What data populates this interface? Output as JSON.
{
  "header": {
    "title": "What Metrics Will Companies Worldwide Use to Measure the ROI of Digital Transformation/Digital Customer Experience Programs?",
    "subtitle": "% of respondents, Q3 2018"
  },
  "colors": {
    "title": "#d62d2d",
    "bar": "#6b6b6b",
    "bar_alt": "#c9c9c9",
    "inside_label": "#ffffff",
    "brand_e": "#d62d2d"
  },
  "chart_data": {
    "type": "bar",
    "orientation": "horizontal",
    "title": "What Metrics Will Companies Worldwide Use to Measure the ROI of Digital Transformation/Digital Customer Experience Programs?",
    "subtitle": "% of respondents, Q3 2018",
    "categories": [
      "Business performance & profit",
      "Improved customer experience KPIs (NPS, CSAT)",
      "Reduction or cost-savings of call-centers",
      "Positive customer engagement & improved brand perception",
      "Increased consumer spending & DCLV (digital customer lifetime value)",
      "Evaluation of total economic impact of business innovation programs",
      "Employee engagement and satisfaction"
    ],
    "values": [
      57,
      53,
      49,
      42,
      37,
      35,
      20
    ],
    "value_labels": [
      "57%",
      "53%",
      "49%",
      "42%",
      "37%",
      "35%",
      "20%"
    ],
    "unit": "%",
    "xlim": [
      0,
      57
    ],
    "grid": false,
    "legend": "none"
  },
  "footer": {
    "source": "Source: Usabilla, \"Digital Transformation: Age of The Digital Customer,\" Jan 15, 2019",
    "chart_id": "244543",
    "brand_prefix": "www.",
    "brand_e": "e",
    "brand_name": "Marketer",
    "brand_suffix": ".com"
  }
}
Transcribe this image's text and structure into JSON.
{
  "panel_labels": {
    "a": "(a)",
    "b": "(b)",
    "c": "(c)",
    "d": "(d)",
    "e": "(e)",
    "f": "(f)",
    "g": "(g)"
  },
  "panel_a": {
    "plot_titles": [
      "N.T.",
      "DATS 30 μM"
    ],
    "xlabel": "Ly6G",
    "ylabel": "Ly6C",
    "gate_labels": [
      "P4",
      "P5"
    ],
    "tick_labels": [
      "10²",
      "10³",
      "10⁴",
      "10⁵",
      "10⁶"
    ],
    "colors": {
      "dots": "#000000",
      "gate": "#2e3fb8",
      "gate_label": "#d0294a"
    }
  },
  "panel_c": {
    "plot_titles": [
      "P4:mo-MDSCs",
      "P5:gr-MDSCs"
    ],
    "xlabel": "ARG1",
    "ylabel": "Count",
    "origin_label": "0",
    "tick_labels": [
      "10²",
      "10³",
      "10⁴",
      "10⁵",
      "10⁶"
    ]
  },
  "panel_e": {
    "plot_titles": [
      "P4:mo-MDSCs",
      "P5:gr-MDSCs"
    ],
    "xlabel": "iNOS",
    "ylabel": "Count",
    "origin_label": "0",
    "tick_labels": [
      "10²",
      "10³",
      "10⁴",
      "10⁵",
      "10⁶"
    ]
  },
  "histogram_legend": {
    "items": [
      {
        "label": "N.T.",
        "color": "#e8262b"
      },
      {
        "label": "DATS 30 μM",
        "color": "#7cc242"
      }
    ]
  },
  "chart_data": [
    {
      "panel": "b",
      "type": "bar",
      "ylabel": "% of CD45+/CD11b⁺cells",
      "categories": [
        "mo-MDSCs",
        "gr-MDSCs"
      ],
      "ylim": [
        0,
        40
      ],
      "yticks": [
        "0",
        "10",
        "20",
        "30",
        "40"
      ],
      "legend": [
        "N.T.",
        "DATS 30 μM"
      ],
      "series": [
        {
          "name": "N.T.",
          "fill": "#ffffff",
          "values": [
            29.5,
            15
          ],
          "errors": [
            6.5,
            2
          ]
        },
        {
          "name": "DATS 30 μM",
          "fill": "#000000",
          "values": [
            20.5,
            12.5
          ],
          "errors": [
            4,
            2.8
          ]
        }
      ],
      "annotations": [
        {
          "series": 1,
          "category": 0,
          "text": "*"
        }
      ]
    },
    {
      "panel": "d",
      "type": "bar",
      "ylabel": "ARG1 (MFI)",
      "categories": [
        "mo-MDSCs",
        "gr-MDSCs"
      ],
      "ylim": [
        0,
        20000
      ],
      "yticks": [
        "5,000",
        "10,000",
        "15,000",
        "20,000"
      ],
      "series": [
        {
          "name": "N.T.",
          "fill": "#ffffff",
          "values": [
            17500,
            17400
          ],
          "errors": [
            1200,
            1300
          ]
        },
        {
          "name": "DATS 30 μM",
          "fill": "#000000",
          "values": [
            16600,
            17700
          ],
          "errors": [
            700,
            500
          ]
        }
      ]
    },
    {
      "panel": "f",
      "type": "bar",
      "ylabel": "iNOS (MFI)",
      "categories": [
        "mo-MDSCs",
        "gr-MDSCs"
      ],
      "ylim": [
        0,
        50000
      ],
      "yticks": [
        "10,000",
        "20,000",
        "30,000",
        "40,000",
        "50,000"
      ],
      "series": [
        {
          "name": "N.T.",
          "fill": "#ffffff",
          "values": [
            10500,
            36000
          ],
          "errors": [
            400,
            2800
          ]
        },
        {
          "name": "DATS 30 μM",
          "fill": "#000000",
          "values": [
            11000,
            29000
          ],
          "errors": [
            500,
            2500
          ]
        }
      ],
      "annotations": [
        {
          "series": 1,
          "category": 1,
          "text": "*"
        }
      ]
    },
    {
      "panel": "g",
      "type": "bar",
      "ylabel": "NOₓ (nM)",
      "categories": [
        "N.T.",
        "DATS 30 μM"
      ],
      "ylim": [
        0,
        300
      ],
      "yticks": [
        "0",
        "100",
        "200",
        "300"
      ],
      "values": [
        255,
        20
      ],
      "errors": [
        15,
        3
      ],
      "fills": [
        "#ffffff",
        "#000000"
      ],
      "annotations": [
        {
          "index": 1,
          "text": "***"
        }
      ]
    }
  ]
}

**WHAT YOU NEED TO DO**
Return every line of the material exactly.

**WRITTEN REPLY**
What data populates this interface? Output as JSON.
{
  "header": {
    "title": "What Metrics Will Companies Worldwide Use to Measure the ROI of Digital Transformation/Digital Customer Experience Programs?",
    "subtitle": "% of respondents, Q3 2018"
  },
  "colors": {
    "title": "#d62d2d",
    "bar": "#6b6b6b",
    "bar_alt": "#c9c9c9",
    "inside_label": "#ffffff",
    "brand_e": "#d62d2d"
  },
  "chart_data": {
    "type": "bar",
    "orientation": "horizontal",
    "title": "What Metrics Will Companies Worldwide Use to Measure the ROI of Digital Transformation/Digital Customer Experience Programs?",
    "subtitle": "% of respondents, Q3 2018",
    "categories": [
      "Business performance & profit",
      "Improved customer experience KPIs (NPS, CSAT)",
      "Reduction or cost-savings of call-centers",
      "Positive customer engagement & improved brand perception",
      "Increased consumer spending & DCLV (digital customer lifetime value)",
      "Evaluation of total economic impact of business innovation programs",
      "Employee engagement and satisfaction"
    ],
    "values": [
      57,
      53,
      49,
      42,
      37,
      35,
      20
    ],
    "value_labels": [
      "57%",
      "53%",
      "49%",
      "42%",
      "37%",
      "35%",
      "20%"
    ],
    "unit": "%",
    "xlim": [
      0,
      57
    ],
    "grid": false,
    "legend": "none"
  },
  "footer": {
    "source": "Source: Usabilla, \"Digital Transformation: Age of The Digital Customer,\" Jan 15, 2019",
    "chart_id": "244543",
    "brand_prefix": "www.",
    "brand_e": "e",
    "brand_name": "Marketer",
    "brand_suffix": ".com"
  }
}
Transcribe this image's text and structure into JSON.
{
  "panel_labels": {
    "a": "(a)",
    "b": "(b)",
    "c": "(c)",
    "d": "(d)",
    "e": "(e)",
    "f": "(f)",
    "g": "(g)"
  },
  "panel_a": {
    "plot_titles": [
      "N.T.",
      "DATS 30 μM"
    ],
    "xlabel": "Ly6G",
    "ylabel": "Ly6C",
    "gate_labels": [
      "P4",
      "P5"
    ],
    "tick_labels": [
      "10²",
      "10³",
      "10⁴",
      "10⁵",
      "10⁶"
    ],
    "colors": {
      "dots": "#000000",
      "gate": "#2e3fb8",
      "gate_label": "#d0294a"
    }
  },
  "panel_c": {
    "plot_titles": [
      "P4:mo-MDSCs",
      "P5:gr-MDSCs"
    ],
    "xlabel": "ARG1",
    "ylabel": "Count",
    "origin_label": "0",
    "tick_labels": [
      "10²",
      "10³",
      "10⁴",
      "10⁵",
      "10⁶"
    ]
  },
  "panel_e": {
    "plot_titles": [
      "P4:mo-MDSCs",
      "P5:gr-MDSCs"
    ],
    "xlabel": "iNOS",
    "ylabel": "Count",
    "origin_label": "0",
    "tick_labels": [
      "10²",
      "10³",
      "10⁴",
      "10⁵",
      "10⁶"
    ]
  },
  "histogram_legend": {
    "items": [
      {
        "label": "N.T.",
        "color": "#e8262b"
      },
      {
        "label": "DATS 30 μM",
        "color": "#7cc242"
      }
    ]
  },
  "chart_data": [
    {
      "panel": "b",
      "type": "bar",
      "ylabel": "% of CD45+/CD11b⁺cells",
      "categories": [
        "mo-MDSCs",
        "gr-MDSCs"
      ],
      "ylim": [
        0,
        40
      ],
      "yticks": [
        "0",
        "10",
        "20",
        "30",
        "40"
      ],
      "legend": [
        "N.T.",
        "DATS 30 μM"
      ],
      "series": [
        {
          "name": "N.T.",
          "fill": "#ffffff",
          "values": [
            29.5,
            15
          ],
          "errors": [
            6.5,
            2
          ]
        },
        {
          "name": "DATS 30 μM",
          "fill": "#000000",
          "values": [
            20.5,
            12.5
          ],
          "errors": [
            4,
            2.8
          ]
        }
      ],
      "annotations": [
        {
          "series": 1,
          "category": 0,
          "text": "*"
        }
      ]
    },
    {
      "panel": "d",
      "type": "bar",
      "ylabel": "ARG1 (MFI)",
      "categories": [
        "mo-MDSCs",
        "gr-MDSCs"
      ],
      "ylim": [
        0,
        20000
      ],
      "yticks": [
        "5,000",
        "10,000",
        "15,000",
        "20,000"
      ],
      "series": [
        {
          "name": "N.T.",
          "fill": "#ffffff",
          "values": [
            17500,
            17400
          ],
          "errors": [
            1200,
            1300
          ]
        },
        {
          "name": "DATS 30 μM",
          "fill": "#000000",
          "values": [
            16600,
            17700
          ],
          "errors": [
            700,
            500
          ]
        }
      ]
    },
    {
      "panel": "f",
      "type": "bar",
      "ylabel": "iNOS (MFI)",
      "categories": [
        "mo-MDSCs",
        "gr-MDSCs"
      ],
      "ylim": [
        0,
        50000
      ],
      "yticks": [
        "10,000",
        "20,000",
        "30,000",
        "40,000",
        "50,000"
      ],
      "series": [
        {
          "name": "N.T.",
          "fill": "#ffffff",
          "values": [
            10500,
            36000
          ],
          "errors": [
            400,
            2800
          ]
        },
        {
          "name": "DATS 30 μM",
          "fill": "#000000",
          "values": [
            11000,
            29000
          ],
          "errors": [
            500,
            2500
          ]
        }
      ],
      "annotations": [
        {
          "series": 1,
          "category": 1,
          "text": "*"
        }
      ]
    },
    {
      "panel": "g",
      "type": "bar",
      "ylabel": "NOₓ (nM)",
      "categories": [
        "N.T.",
        "DATS 30 μM"
      ],
      "ylim": [
        0,
        300
      ],
      "yticks": [
        "0",
        "100",
        "200",
        "300"
      ],
      "values": [
        255,
        20
      ],
      "errors": [
        15,
        3
      ],
      "fills": [
        "#ffffff",
        "#000000"
      ],
      "annotations": [
        {
          "index": 1,
          "text": "***"
        }
      ]
    }
  ]
}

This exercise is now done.